(Exercise details):
Listed below are entries; give the number of lines among them that include "Beam", and only that number.
** START OF Listed records **
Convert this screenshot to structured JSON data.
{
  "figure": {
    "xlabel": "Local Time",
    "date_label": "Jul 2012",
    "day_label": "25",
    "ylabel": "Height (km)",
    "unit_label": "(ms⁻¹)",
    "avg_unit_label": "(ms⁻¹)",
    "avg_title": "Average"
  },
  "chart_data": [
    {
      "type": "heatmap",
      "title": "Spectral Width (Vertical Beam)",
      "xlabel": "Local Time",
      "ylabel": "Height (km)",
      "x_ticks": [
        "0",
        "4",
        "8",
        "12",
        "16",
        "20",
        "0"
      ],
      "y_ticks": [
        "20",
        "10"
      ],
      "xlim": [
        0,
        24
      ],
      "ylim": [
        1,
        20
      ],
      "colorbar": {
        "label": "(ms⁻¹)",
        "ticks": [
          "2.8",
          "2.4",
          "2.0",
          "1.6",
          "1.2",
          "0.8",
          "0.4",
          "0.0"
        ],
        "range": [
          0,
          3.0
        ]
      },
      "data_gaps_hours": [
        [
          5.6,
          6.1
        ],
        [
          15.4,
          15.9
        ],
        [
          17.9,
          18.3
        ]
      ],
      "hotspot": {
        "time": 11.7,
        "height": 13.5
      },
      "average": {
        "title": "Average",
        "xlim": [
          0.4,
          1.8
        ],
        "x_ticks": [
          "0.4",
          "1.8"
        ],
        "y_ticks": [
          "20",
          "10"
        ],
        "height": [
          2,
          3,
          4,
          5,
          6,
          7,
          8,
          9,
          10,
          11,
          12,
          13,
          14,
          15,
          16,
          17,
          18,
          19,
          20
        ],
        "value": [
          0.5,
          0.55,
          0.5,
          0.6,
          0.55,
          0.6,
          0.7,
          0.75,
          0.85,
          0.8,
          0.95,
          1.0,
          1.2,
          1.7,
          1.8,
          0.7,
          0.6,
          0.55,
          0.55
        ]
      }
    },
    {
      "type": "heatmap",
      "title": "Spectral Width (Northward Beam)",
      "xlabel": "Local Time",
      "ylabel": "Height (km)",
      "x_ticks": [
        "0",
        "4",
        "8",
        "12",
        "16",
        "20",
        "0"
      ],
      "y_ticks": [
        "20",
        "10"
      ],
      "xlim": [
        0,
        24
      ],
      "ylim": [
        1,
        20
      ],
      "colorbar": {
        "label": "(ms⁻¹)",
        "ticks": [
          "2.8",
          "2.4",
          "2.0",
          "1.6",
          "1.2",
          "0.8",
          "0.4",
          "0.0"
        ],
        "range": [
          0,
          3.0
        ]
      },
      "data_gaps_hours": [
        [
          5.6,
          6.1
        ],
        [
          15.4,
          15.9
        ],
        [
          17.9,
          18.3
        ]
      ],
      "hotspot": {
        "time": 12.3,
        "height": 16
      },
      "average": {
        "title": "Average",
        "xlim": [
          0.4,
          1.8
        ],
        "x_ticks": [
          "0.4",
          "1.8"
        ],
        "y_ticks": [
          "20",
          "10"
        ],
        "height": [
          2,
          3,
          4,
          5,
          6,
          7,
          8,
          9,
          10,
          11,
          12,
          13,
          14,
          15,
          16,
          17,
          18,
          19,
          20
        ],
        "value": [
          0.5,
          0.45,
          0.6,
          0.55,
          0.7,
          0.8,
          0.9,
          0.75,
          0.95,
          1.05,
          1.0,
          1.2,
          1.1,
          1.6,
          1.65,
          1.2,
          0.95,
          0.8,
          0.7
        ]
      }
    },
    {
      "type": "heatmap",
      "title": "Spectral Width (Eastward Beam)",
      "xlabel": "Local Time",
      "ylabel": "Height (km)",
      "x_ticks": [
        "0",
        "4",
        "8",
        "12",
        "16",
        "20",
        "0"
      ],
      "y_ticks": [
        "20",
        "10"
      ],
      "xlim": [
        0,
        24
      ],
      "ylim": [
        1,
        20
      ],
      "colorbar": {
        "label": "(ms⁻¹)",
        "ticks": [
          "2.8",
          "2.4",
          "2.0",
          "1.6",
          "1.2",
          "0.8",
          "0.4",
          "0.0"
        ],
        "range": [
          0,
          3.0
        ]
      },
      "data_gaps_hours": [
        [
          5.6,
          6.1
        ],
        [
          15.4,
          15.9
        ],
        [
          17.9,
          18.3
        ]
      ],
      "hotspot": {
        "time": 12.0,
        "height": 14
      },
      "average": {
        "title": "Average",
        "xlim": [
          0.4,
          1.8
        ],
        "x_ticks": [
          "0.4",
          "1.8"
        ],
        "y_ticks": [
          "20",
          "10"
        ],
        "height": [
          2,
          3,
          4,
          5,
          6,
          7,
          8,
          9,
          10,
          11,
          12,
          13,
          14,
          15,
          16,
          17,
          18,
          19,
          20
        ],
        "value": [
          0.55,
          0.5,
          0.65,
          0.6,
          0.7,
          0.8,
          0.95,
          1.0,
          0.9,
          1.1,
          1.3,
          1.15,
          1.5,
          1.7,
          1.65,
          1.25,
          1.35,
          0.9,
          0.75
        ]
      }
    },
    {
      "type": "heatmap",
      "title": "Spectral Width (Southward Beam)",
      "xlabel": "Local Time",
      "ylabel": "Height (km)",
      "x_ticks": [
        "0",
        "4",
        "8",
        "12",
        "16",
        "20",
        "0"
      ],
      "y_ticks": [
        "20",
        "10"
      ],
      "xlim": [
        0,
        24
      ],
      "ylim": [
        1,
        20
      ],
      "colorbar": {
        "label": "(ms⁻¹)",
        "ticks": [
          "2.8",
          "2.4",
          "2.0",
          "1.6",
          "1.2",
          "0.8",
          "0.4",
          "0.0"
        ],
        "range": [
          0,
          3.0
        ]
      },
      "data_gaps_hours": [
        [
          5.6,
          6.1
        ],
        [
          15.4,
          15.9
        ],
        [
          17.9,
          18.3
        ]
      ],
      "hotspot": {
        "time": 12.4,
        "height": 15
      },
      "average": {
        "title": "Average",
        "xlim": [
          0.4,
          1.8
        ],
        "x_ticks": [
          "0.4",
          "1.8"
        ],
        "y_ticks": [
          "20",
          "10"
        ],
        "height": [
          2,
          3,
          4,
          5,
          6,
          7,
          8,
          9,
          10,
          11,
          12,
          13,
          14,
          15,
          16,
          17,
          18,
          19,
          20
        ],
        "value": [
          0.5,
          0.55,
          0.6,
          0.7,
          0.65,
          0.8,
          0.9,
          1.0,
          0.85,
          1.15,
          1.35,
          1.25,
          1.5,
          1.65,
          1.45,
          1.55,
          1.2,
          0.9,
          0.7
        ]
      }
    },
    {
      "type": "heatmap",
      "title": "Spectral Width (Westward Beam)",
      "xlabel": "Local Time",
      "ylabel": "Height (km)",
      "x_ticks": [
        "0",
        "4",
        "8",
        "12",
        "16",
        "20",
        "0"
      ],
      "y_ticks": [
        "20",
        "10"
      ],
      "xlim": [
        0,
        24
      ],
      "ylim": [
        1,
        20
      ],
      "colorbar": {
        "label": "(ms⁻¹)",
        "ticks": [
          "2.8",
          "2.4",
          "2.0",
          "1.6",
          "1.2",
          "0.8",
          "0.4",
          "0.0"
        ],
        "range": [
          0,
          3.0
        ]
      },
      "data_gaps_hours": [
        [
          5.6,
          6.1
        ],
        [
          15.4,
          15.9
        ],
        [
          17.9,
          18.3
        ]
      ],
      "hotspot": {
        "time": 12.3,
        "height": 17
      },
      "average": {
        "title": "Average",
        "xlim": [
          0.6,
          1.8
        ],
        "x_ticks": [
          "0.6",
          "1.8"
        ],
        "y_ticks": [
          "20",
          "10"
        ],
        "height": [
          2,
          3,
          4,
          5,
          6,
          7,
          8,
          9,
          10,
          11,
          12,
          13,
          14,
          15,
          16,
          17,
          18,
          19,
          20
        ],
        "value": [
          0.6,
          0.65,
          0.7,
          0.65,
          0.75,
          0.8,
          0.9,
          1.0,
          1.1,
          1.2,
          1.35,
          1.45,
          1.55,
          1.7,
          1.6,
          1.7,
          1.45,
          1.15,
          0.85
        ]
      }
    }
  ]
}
** END OF Listed records **
(Task output):
5